Требования к заданию
Перепишите дословно данные от самого начала до строки с «461, 450, 473]», включая эту строку.

(Данные о расположении элементов)
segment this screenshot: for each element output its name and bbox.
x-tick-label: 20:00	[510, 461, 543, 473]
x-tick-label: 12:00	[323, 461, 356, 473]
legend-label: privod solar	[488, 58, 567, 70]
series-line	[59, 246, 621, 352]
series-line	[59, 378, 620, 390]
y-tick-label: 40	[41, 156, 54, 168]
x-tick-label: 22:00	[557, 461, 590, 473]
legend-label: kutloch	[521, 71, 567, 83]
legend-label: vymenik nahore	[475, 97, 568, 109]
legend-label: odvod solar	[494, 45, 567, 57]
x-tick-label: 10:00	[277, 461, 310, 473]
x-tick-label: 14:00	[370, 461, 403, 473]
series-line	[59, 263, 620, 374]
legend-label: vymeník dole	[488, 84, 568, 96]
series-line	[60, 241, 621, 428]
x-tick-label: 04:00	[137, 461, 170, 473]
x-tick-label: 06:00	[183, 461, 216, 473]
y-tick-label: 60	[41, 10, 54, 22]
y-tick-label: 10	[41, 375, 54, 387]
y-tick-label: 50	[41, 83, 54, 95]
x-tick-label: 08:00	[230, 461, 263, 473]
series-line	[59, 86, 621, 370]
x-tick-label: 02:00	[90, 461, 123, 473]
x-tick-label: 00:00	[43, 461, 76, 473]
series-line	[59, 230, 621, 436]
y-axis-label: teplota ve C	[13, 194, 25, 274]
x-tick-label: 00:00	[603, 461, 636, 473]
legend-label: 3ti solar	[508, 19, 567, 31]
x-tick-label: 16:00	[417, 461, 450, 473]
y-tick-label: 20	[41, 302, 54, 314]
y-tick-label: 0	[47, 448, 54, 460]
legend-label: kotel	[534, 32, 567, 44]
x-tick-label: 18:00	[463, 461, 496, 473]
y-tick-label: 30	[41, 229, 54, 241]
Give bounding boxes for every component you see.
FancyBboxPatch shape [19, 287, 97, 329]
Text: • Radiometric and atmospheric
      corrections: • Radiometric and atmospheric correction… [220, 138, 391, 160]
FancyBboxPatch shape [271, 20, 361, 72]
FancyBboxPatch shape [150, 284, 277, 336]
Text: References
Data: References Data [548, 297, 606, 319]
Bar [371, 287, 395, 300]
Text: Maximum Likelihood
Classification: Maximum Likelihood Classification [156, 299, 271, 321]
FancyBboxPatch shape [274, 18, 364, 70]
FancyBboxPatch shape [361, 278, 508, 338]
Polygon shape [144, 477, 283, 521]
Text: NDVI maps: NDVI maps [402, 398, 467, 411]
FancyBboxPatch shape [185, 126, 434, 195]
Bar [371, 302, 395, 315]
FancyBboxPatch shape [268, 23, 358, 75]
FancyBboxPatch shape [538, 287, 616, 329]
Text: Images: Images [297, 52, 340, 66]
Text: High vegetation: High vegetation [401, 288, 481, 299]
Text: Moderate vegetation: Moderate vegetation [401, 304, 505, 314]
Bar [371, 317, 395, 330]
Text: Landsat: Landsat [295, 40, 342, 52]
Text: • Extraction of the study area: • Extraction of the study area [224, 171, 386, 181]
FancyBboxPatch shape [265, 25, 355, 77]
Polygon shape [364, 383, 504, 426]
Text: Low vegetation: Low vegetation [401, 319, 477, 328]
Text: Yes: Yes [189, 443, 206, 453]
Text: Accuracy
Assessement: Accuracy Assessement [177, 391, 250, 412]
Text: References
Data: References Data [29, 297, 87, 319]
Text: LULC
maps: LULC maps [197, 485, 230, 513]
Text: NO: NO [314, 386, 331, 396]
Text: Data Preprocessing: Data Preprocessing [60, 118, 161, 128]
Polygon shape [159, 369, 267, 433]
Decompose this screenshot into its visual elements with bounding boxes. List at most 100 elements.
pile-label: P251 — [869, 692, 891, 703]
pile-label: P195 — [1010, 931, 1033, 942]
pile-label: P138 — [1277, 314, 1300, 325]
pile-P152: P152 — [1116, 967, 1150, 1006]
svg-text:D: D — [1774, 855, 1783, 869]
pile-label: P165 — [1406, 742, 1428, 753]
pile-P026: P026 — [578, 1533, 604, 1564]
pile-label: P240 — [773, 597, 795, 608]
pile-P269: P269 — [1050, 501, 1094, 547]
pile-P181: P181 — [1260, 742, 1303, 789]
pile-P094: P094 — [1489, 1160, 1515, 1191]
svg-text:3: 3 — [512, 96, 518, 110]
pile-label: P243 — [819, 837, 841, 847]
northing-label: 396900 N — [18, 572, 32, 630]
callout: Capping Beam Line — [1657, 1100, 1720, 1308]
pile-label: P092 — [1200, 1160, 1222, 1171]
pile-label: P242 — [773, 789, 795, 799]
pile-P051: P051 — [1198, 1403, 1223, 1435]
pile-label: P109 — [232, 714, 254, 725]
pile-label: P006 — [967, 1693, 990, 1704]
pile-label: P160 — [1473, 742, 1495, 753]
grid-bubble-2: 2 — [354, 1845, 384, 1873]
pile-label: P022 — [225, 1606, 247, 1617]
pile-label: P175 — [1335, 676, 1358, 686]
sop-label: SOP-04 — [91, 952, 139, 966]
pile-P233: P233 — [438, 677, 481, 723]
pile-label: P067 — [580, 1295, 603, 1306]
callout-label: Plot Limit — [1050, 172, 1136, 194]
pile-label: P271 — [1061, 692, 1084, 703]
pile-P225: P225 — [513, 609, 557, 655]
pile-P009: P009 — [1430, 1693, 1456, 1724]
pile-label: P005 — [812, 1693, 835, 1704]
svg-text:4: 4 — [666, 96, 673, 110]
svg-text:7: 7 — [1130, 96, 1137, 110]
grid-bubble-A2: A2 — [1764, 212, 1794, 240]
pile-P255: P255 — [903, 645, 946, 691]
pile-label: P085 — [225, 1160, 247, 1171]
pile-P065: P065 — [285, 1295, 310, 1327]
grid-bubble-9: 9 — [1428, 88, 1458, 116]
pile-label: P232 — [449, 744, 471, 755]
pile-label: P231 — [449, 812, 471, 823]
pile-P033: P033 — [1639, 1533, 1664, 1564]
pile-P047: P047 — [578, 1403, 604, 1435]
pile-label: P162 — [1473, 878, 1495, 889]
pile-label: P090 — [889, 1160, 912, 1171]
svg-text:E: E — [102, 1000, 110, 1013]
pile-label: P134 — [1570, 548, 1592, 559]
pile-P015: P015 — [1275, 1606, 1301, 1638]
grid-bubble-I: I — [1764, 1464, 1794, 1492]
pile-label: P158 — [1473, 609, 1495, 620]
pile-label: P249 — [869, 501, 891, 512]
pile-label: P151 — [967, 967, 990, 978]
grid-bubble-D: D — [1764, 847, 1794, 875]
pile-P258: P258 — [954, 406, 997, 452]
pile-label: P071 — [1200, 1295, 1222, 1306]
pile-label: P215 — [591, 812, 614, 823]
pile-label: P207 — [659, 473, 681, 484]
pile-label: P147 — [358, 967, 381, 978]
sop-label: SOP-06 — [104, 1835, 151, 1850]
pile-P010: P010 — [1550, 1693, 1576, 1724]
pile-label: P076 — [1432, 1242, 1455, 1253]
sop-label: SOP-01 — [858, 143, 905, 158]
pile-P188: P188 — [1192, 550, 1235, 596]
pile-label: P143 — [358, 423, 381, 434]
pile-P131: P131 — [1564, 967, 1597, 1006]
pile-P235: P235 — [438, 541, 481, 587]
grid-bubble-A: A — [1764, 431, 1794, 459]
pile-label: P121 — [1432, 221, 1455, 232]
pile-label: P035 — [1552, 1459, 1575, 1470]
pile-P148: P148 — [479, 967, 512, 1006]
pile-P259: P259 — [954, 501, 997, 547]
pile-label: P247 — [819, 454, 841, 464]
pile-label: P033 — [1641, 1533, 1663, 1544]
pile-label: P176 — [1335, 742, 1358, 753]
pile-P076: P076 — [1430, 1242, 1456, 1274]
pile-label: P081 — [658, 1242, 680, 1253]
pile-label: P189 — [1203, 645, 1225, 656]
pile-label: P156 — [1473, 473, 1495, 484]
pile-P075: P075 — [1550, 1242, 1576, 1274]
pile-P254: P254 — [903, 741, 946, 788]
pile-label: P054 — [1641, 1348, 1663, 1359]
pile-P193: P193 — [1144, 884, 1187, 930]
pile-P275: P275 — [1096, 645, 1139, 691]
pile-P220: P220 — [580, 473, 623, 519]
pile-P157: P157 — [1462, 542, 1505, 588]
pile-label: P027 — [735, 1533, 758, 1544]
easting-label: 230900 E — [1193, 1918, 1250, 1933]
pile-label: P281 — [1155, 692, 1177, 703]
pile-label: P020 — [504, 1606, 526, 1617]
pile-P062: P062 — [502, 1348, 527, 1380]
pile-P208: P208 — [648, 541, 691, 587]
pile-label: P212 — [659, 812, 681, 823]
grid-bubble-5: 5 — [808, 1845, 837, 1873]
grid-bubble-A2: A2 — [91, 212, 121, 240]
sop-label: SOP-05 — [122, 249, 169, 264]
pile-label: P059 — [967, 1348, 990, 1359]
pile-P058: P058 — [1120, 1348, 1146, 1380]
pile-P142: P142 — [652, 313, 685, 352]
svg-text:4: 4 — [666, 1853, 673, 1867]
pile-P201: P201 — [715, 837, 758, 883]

Полный ответ
segment this screenshot: for each element output its name and bbox.
x-tick-label: 20:00	[510, 461, 543, 473]
x-tick-label: 12:00	[323, 461, 356, 473]
legend-label: privod solar	[488, 58, 567, 70]
series-line	[59, 246, 621, 352]
series-line	[59, 378, 620, 390]
y-tick-label: 40	[41, 156, 54, 168]
x-tick-label: 22:00	[557, 461, 590, 473]
legend-label: kutloch	[521, 71, 567, 83]
legend-label: vymenik nahore	[475, 97, 568, 109]
legend-label: odvod solar	[494, 45, 567, 57]
x-tick-label: 10:00	[277, 461, 310, 473]
x-tick-label: 14:00	[370, 461, 403, 473]
series-line	[59, 263, 620, 374]
legend-label: vymeník dole	[488, 84, 568, 96]
series-line	[60, 241, 621, 428]
x-tick-label: 04:00	[137, 461, 170, 473]
x-tick-label: 06:00	[183, 461, 216, 473]
y-tick-label: 60	[41, 10, 54, 22]
y-tick-label: 10	[41, 375, 54, 387]
y-tick-label: 50	[41, 83, 54, 95]
x-tick-label: 08:00	[230, 461, 263, 473]
series-line	[59, 86, 621, 370]
x-tick-label: 02:00	[90, 461, 123, 473]
x-tick-label: 00:00	[43, 461, 76, 473]
series-line	[59, 230, 621, 436]
y-axis-label: teplota ve C	[13, 194, 25, 274]
x-tick-label: 00:00	[603, 461, 636, 473]
legend-label: 3ti solar	[508, 19, 567, 31]
x-tick-label: 16:00	[417, 461, 450, 473]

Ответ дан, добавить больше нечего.